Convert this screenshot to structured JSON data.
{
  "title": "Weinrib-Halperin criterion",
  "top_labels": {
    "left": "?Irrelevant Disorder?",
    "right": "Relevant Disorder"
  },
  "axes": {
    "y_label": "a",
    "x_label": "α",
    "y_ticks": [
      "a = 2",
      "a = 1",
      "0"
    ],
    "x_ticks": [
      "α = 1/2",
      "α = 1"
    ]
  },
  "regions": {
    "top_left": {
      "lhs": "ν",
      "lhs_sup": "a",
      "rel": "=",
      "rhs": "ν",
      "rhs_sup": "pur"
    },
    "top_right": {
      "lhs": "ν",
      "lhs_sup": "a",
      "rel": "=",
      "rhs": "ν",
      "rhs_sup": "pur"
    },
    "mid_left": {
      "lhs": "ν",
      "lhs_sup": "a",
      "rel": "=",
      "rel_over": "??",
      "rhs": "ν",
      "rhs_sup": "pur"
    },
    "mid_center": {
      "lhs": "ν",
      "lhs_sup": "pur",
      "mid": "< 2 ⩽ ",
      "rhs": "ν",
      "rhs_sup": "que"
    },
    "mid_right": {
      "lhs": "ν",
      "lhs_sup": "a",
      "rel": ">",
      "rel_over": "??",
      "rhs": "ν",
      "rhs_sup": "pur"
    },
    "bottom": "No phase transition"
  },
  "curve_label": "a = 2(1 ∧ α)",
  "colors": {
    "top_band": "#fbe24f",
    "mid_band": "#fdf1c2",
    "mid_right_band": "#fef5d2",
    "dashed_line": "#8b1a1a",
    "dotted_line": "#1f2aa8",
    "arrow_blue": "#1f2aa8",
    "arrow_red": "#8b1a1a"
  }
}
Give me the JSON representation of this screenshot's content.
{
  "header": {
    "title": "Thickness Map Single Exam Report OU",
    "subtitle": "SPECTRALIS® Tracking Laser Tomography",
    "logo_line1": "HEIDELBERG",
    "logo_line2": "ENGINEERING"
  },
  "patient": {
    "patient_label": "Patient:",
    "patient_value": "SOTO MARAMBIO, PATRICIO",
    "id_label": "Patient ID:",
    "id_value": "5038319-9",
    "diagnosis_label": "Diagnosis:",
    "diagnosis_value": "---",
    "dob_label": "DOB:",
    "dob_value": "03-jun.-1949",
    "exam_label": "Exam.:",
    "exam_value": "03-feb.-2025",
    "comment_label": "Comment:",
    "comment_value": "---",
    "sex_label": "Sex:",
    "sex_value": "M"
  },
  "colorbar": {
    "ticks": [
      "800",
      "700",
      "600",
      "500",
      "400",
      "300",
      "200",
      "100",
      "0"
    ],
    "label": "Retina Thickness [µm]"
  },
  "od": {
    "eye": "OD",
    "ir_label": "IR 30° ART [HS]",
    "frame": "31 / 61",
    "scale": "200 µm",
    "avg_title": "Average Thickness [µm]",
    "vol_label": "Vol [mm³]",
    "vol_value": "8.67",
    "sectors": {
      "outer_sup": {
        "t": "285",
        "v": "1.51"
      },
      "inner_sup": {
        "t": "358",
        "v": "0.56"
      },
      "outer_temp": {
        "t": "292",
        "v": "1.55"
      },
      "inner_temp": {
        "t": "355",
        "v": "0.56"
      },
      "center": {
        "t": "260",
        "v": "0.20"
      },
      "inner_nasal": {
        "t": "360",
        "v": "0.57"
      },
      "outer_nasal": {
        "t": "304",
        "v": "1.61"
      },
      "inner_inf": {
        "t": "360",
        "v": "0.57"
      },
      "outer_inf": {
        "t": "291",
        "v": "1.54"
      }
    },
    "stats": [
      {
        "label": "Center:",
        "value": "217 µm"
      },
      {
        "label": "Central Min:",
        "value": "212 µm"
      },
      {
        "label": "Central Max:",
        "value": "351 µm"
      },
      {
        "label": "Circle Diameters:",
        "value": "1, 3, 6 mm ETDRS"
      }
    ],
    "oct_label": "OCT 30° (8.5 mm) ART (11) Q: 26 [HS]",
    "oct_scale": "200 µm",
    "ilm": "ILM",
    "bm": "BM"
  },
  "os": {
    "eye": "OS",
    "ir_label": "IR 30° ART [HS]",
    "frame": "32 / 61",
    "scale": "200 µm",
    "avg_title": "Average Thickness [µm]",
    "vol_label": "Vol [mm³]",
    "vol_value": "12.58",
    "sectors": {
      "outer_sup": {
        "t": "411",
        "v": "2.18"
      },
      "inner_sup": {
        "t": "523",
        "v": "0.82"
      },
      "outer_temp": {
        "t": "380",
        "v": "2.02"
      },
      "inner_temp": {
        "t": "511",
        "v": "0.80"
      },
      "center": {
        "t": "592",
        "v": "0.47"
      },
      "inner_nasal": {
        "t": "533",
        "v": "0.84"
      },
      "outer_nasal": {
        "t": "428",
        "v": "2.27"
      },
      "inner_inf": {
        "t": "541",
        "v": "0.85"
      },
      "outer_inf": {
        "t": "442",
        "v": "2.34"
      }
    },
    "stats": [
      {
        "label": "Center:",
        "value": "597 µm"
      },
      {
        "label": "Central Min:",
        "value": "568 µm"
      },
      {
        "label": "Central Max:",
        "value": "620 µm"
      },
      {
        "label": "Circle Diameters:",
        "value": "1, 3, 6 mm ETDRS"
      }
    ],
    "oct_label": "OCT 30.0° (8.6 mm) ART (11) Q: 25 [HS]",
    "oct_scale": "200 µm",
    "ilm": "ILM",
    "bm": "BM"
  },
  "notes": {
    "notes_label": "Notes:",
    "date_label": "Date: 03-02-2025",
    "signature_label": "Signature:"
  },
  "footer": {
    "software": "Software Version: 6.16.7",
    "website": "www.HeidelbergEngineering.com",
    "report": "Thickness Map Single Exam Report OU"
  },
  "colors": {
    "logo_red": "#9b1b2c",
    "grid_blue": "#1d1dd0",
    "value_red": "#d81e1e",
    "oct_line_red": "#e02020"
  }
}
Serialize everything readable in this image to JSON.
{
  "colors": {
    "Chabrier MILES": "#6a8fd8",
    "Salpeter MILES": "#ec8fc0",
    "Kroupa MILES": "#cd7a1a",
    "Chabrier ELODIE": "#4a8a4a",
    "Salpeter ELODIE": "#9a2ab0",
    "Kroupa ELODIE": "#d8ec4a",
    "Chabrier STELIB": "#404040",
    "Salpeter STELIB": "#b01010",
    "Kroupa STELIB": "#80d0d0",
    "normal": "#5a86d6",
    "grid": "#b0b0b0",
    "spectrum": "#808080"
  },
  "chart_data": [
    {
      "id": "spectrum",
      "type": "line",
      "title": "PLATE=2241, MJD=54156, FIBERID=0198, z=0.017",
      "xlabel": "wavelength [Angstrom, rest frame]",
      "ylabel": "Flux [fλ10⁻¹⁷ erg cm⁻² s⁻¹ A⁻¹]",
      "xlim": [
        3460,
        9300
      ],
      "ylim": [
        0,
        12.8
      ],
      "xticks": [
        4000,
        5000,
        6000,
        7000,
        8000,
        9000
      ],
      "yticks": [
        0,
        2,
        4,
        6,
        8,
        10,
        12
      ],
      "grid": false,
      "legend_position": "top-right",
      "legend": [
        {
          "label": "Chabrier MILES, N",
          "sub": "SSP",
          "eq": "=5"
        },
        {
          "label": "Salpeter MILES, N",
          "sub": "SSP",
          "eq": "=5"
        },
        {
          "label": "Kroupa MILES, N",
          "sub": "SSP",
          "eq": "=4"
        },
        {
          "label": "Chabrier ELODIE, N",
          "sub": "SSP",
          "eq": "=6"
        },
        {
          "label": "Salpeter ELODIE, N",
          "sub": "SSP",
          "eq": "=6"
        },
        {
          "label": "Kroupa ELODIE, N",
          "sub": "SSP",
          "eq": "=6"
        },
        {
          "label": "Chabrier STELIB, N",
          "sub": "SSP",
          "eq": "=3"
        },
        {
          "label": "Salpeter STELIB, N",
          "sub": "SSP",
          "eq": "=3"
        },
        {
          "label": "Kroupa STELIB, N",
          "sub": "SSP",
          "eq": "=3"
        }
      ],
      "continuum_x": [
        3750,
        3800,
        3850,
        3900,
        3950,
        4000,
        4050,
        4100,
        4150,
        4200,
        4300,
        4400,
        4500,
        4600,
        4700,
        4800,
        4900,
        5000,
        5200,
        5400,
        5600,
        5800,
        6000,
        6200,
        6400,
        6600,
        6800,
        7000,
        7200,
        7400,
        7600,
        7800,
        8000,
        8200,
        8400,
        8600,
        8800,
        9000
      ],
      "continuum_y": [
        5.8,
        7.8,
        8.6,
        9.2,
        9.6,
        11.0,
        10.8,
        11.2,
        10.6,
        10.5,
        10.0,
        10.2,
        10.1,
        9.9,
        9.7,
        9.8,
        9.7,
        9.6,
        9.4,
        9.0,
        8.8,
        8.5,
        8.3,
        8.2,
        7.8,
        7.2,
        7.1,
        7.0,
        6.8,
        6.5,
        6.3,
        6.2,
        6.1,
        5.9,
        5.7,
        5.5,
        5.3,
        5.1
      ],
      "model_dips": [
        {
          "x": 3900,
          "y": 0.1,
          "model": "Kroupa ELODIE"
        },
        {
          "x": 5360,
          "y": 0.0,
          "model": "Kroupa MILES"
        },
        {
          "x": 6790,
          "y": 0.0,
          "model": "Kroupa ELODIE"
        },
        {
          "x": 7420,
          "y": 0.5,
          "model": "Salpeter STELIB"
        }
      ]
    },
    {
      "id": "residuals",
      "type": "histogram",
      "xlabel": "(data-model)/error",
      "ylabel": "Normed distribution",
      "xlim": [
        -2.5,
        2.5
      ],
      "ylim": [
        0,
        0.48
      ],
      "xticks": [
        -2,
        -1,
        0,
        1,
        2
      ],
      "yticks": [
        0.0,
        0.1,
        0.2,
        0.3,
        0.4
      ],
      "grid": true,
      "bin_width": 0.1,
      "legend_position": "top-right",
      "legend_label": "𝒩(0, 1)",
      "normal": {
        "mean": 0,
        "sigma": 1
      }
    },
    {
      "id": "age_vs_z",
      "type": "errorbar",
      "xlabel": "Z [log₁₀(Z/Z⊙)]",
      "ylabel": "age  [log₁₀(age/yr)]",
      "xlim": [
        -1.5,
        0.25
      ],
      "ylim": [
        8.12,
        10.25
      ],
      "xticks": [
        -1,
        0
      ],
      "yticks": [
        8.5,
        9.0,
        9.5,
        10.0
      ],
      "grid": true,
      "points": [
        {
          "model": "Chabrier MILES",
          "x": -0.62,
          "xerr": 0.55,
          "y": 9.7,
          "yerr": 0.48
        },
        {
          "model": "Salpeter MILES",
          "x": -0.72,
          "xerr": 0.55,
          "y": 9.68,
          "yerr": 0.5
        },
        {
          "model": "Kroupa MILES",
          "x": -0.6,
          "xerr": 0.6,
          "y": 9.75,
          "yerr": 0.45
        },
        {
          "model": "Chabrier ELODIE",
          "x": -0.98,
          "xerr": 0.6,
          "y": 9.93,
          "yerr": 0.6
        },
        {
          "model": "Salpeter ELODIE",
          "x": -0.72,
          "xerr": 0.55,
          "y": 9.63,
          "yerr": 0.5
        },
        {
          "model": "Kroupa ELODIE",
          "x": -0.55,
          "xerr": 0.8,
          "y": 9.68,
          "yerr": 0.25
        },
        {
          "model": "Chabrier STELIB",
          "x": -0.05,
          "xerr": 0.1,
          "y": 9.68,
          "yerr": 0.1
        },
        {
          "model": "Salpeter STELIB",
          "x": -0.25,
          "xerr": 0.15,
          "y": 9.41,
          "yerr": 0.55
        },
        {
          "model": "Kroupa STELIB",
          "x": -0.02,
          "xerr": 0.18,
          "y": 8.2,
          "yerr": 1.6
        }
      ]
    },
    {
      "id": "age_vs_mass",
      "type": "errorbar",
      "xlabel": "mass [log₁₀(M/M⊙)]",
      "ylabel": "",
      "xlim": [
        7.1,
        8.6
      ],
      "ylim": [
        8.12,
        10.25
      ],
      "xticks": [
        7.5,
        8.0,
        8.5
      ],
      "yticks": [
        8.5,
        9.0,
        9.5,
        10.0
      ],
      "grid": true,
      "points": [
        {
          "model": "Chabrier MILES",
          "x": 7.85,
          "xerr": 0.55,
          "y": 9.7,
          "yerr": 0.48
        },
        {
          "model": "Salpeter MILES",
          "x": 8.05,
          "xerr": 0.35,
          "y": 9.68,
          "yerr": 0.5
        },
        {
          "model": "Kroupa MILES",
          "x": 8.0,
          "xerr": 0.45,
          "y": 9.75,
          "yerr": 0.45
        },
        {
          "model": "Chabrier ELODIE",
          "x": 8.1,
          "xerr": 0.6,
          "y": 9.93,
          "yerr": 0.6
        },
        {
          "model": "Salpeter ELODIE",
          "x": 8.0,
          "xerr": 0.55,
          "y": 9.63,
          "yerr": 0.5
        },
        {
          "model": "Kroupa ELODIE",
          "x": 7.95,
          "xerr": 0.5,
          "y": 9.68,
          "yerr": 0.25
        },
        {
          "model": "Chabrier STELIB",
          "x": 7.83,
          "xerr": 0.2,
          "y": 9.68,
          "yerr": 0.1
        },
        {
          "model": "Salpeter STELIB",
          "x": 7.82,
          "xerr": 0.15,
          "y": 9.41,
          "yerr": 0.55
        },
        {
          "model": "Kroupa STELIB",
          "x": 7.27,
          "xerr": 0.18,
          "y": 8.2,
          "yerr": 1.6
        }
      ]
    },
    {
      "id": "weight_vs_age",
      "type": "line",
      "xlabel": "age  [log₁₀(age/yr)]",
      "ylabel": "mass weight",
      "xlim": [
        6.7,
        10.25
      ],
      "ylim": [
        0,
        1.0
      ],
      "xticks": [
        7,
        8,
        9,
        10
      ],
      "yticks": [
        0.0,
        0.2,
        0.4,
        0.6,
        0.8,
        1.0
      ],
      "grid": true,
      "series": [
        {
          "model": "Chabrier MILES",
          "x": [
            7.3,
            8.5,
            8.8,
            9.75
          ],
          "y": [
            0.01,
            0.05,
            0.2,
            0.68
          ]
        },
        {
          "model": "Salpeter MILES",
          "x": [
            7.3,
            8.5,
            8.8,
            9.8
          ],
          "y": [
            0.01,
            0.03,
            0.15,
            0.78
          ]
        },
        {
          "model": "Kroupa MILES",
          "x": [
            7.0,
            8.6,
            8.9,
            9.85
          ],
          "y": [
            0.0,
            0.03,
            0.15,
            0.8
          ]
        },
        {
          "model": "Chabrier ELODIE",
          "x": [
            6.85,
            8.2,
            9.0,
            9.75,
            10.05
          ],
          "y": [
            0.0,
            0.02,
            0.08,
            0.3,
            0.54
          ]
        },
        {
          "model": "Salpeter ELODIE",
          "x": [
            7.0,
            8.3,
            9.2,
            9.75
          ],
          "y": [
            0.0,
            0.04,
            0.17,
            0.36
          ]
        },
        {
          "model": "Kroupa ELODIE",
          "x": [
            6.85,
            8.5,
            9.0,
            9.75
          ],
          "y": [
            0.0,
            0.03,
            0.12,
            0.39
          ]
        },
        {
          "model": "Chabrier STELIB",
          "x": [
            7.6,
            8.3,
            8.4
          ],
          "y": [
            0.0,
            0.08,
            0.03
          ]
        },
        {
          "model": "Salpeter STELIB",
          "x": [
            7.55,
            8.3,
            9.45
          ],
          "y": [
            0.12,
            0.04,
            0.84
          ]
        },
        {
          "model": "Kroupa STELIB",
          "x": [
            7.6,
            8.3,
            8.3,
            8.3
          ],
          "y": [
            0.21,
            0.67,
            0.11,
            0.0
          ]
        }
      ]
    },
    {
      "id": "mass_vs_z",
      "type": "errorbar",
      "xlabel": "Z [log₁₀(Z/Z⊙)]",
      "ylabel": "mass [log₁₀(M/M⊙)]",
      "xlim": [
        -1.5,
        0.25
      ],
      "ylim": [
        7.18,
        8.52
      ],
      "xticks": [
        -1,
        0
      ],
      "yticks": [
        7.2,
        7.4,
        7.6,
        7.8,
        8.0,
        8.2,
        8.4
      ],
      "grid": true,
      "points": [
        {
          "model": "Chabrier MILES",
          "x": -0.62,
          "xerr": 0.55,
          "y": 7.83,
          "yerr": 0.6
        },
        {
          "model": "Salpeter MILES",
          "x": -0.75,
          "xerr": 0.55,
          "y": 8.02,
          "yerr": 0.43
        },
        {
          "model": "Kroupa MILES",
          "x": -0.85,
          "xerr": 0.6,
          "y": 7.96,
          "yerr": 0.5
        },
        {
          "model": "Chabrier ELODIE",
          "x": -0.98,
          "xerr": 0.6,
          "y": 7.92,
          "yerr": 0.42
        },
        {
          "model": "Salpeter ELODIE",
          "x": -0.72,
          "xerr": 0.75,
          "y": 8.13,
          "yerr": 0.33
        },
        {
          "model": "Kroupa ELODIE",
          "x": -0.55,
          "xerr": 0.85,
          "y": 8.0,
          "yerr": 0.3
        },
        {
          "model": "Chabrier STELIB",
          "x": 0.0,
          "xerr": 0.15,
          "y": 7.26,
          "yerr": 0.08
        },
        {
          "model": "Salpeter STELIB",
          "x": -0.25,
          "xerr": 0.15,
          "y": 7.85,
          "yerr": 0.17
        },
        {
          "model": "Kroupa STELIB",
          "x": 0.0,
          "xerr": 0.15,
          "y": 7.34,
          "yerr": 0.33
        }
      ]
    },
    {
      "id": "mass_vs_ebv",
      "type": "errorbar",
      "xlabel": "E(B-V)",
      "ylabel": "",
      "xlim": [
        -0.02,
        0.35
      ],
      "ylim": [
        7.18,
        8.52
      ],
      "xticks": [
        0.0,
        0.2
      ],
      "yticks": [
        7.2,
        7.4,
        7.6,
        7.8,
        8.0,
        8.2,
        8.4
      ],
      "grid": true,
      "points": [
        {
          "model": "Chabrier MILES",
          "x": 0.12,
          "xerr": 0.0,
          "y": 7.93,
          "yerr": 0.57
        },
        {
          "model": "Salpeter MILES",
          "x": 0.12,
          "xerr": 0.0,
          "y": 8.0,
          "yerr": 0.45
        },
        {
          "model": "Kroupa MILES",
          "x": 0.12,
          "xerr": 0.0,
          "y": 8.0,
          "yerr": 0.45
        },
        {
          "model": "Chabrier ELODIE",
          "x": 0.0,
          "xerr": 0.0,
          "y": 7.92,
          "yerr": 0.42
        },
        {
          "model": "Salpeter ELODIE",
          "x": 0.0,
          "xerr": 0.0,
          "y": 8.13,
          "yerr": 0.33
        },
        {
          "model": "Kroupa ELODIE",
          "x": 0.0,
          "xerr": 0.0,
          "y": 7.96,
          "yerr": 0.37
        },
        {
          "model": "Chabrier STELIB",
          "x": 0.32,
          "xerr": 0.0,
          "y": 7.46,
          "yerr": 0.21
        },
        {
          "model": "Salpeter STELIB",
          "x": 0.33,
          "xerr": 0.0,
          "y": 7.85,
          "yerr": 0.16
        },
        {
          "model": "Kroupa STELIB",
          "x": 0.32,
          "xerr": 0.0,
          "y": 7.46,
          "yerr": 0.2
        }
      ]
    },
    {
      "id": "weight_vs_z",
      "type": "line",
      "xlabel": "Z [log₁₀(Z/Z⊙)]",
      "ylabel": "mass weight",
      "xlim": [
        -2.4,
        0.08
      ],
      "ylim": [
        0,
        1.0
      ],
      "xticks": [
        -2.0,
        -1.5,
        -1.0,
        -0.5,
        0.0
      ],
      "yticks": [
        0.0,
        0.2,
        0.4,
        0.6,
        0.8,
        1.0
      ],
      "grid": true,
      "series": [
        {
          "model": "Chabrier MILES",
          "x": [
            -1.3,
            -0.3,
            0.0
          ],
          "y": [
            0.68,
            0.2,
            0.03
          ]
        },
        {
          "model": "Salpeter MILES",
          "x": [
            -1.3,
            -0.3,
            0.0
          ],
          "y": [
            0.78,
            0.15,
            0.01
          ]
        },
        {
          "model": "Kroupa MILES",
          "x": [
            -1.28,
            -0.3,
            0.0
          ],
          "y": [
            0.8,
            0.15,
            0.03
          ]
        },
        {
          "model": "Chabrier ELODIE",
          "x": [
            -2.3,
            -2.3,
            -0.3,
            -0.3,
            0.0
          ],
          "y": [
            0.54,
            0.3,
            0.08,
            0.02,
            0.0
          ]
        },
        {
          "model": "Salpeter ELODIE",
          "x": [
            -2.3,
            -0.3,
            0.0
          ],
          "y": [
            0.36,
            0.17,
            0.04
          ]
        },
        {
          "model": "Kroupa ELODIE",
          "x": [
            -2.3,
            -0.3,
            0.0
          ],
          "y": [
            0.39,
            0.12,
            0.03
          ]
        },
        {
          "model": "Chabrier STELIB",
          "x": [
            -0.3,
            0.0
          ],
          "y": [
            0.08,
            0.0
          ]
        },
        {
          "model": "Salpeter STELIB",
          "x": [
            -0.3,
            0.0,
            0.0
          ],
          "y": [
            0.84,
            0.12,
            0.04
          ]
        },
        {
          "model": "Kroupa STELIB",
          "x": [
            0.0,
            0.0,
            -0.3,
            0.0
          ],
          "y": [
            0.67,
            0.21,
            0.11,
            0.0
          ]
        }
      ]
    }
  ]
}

**Exercise requirements:** Using the listing above, locate the lines that hold "Disorder" and copy each one.

**Finished answer:**
    "left": "?Irrelevant Disorder?",
    "right": "Relevant Disorder"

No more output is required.